═════ EXTRACTED DATA

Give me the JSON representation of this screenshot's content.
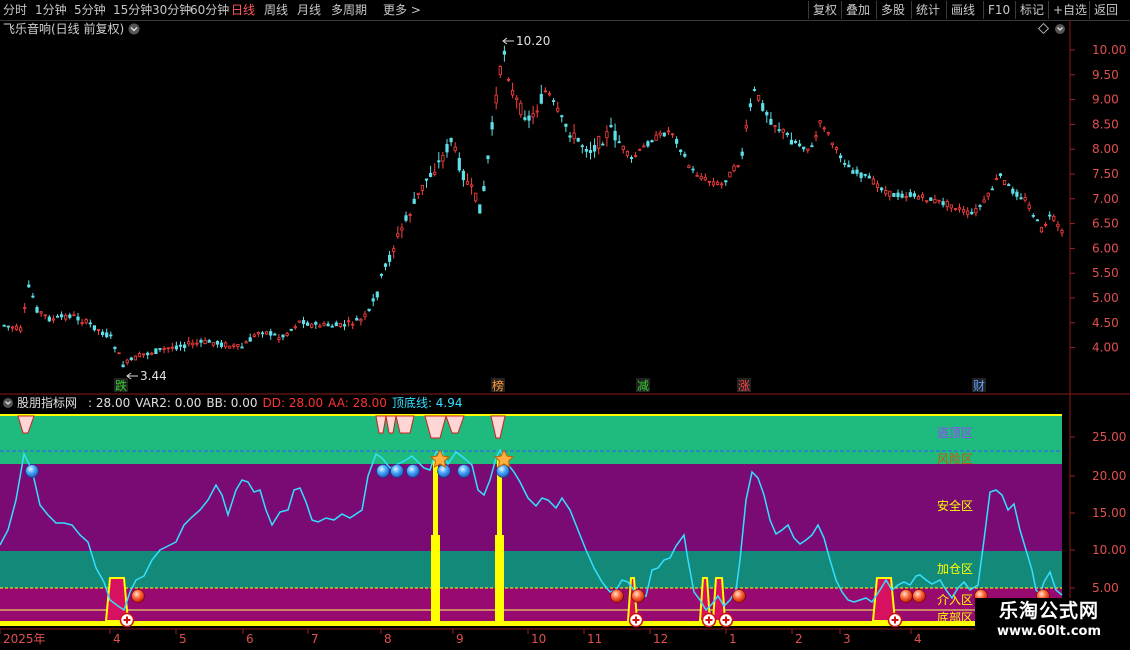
{
  "toolbar": {
    "periods": [
      {
        "label": "分时",
        "active": false
      },
      {
        "label": "1分钟",
        "active": false
      },
      {
        "label": "5分钟",
        "active": false
      },
      {
        "label": "15分钟",
        "active": false
      },
      {
        "label": "30分钟",
        "active": false
      },
      {
        "label": "60分钟",
        "active": false
      },
      {
        "label": "日线",
        "active": true
      },
      {
        "label": "周线",
        "active": false
      },
      {
        "label": "月线",
        "active": false
      },
      {
        "label": "多周期",
        "active": false
      },
      {
        "label": "更多 >",
        "active": false
      }
    ],
    "actions": [
      "复权",
      "叠加",
      "多股",
      "统计",
      "画线",
      "F10",
      "标记",
      "+自选",
      "返回"
    ]
  },
  "price_chart": {
    "title": "飞乐音响(日线 前复权)",
    "y_ticks": [
      "10.00",
      "9.50",
      "9.00",
      "8.50",
      "8.00",
      "7.50",
      "7.00",
      "6.50",
      "6.00",
      "5.50",
      "5.00",
      "4.50",
      "4.00"
    ],
    "high_label": "10.20",
    "low_label": "3.44",
    "markers": [
      {
        "label": "跌",
        "color": "#33cc33"
      },
      {
        "label": "榜",
        "color": "#ff9933"
      },
      {
        "label": "减",
        "color": "#33cc33"
      },
      {
        "label": "涨",
        "color": "#ff4040"
      },
      {
        "label": "财",
        "color": "#5a9cff"
      }
    ]
  },
  "indicator": {
    "name": "股朋指标网",
    "values": [
      {
        "text": ": 28.00",
        "color": "#e0e0e0"
      },
      {
        "text": "VAR2: 0.00",
        "color": "#e0e0e0"
      },
      {
        "text": "BB: 0.00",
        "color": "#e0e0e0"
      },
      {
        "text": "DD: 28.00",
        "color": "#ff3333"
      },
      {
        "text": "AA: 28.00",
        "color": "#ff3333"
      },
      {
        "text": "顶底线: 4.94",
        "color": "#33e0ff"
      }
    ],
    "y_ticks": [
      "25.00",
      "20.00",
      "15.00",
      "10.00",
      "5.00"
    ],
    "zones": [
      {
        "label": "逃顶区",
        "color": "#a040ff"
      },
      {
        "label": "风险区",
        "color": "#cc5500"
      },
      {
        "label": "安全区",
        "color": "#ffff00"
      },
      {
        "label": "加仓区",
        "color": "#ffff00"
      },
      {
        "label": "介入区",
        "color": "#ffff00"
      },
      {
        "label": "底部区",
        "color": "#ffff00"
      }
    ]
  },
  "x_axis": {
    "labels": [
      "2025年",
      "4",
      "5",
      "6",
      "7",
      "8",
      "9",
      "10",
      "11",
      "12",
      "1",
      "2",
      "3",
      "4"
    ]
  },
  "watermark": {
    "title": "乐淘公式网",
    "url": "www.60lt.com"
  },
  "colors": {
    "up": "#ff4040",
    "down": "#5fe0e8",
    "top_band": "#1fba7e",
    "safe_band": "#7a0b75",
    "add_band": "#13897a",
    "bottom_band": "#990a70",
    "line": "#33e0ff",
    "bar": "#ffff00"
  }
}
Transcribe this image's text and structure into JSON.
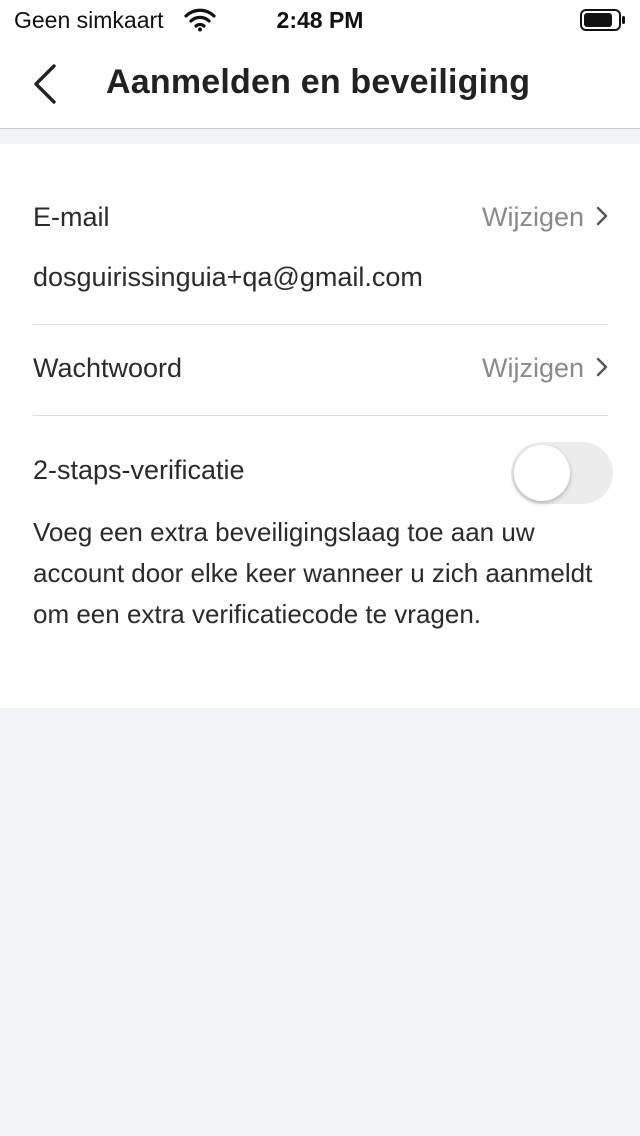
{
  "status_bar": {
    "carrier": "Geen simkaart",
    "time": "2:48 PM"
  },
  "nav": {
    "title": "Aanmelden en beveiliging"
  },
  "email_row": {
    "label": "E-mail",
    "action": "Wijzigen",
    "value": "dosguirissinguia+qa@gmail.com"
  },
  "password_row": {
    "label": "Wachtwoord",
    "action": "Wijzigen"
  },
  "two_step": {
    "label": "2-staps-verificatie",
    "enabled": false,
    "description": "Voeg een extra beveiligingslaag toe aan uw account door elke keer wanneer u zich aanmeldt om een extra verificatiecode te vragen."
  },
  "colors": {
    "background": "#f3f4f8",
    "card": "#ffffff",
    "text": "#2b2b2b",
    "action_text": "#8a8a8a",
    "toggle_off": "#ececec"
  },
  "icons": [
    "wifi-icon",
    "battery-icon",
    "back-chevron-icon",
    "chevron-right-icon"
  ]
}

══════════

WHAT YOU NEED TO DO>
All of the material above should be reproduced exactly, except the pictures.

SOLUTION FOR THIS TASK>
Give me the JSON representation of this screenshot's content.
{
  "toolbar": {
    "periods": [
      {
        "label": "分时",
        "active": false
      },
      {
        "label": "1分钟",
        "active": false
      },
      {
        "label": "5分钟",
        "active": false
      },
      {
        "label": "15分钟",
        "active": false
      },
      {
        "label": "30分钟",
        "active": false
      },
      {
        "label": "60分钟",
        "active": false
      },
      {
        "label": "日线",
        "active": true
      },
      {
        "label": "周线",
        "active": false
      },
      {
        "label": "月线",
        "active": false
      },
      {
        "label": "多周期",
        "active": false
      },
      {
        "label": "更多 >",
        "active": false
      }
    ],
    "actions": [
      "复权",
      "叠加",
      "多股",
      "统计",
      "画线",
      "F10",
      "标记",
      "+自选",
      "返回"
    ]
  },
  "price_chart": {
    "title": "飞乐音响(日线 前复权)",
    "y_ticks": [
      "10.00",
      "9.50",
      "9.00",
      "8.50",
      "8.00",
      "7.50",
      "7.00",
      "6.50",
      "6.00",
      "5.50",
      "5.00",
      "4.50",
      "4.00"
    ],
    "high_label": "10.20",
    "low_label": "3.44",
    "markers": [
      {
        "label": "跌",
        "color": "#33cc33"
      },
      {
        "label": "榜",
        "color": "#ff9933"
      },
      {
        "label": "减",
        "color": "#33cc33"
      },
      {
        "label": "涨",
        "color": "#ff4040"
      },
      {
        "label": "财",
        "color": "#5a9cff"
      }
    ]
  },
  "indicator": {
    "name": "股朋指标网",
    "values": [
      {
        "text": ": 28.00",
        "color": "#e0e0e0"
      },
      {
        "text": "VAR2: 0.00",
        "color": "#e0e0e0"
      },
      {
        "text": "BB: 0.00",
        "color": "#e0e0e0"
      },
      {
        "text": "DD: 28.00",
        "color": "#ff3333"
      },
      {
        "text": "AA: 28.00",
        "color": "#ff3333"
      },
      {
        "text": "顶底线: 4.94",
        "color": "#33e0ff"
      }
    ],
    "y_ticks": [
      "25.00",
      "20.00",
      "15.00",
      "10.00",
      "5.00"
    ],
    "zones": [
      {
        "label": "逃顶区",
        "color": "#a040ff"
      },
      {
        "label": "风险区",
        "color": "#cc5500"
      },
      {
        "label": "安全区",
        "color": "#ffff00"
      },
      {
        "label": "加仓区",
        "color": "#ffff00"
      },
      {
        "label": "介入区",
        "color": "#ffff00"
      },
      {
        "label": "底部区",
        "color": "#ffff00"
      }
    ]
  },
  "x_axis": {
    "labels": [
      "2025年",
      "4",
      "5",
      "6",
      "7",
      "8",
      "9",
      "10",
      "11",
      "12",
      "1",
      "2",
      "3",
      "4"
    ]
  },
  "watermark": {
    "title": "乐淘公式网",
    "url": "www.60lt.com"
  },
  "colors": {
    "up": "#ff4040",
    "down": "#5fe0e8",
    "top_band": "#1fba7e",
    "safe_band": "#7a0b75",
    "add_band": "#13897a",
    "bottom_band": "#990a70",
    "line": "#33e0ff",
    "bar": "#ffff00"
  }
}
Transcribe this image's text and structure into JSON.
{
  "status_bar": {
    "carrier": "Geen simkaart",
    "time": "2:48 PM"
  },
  "nav": {
    "title": "Aanmelden en beveiliging"
  },
  "email_row": {
    "label": "E-mail",
    "action": "Wijzigen",
    "value": "dosguirissinguia+qa@gmail.com"
  },
  "password_row": {
    "label": "Wachtwoord",
    "action": "Wijzigen"
  },
  "two_step": {
    "label": "2-staps-verificatie",
    "enabled": false,
    "description": "Voeg een extra beveiligingslaag toe aan uw account door elke keer wanneer u zich aanmeldt om een extra verificatiecode te vragen."
  },
  "colors": {
    "background": "#f3f4f8",
    "card": "#ffffff",
    "text": "#2b2b2b",
    "action_text": "#8a8a8a",
    "toggle_off": "#ececec"
  },
  "icons": [
    "wifi-icon",
    "battery-icon",
    "back-chevron-icon",
    "chevron-right-icon"
  ]
}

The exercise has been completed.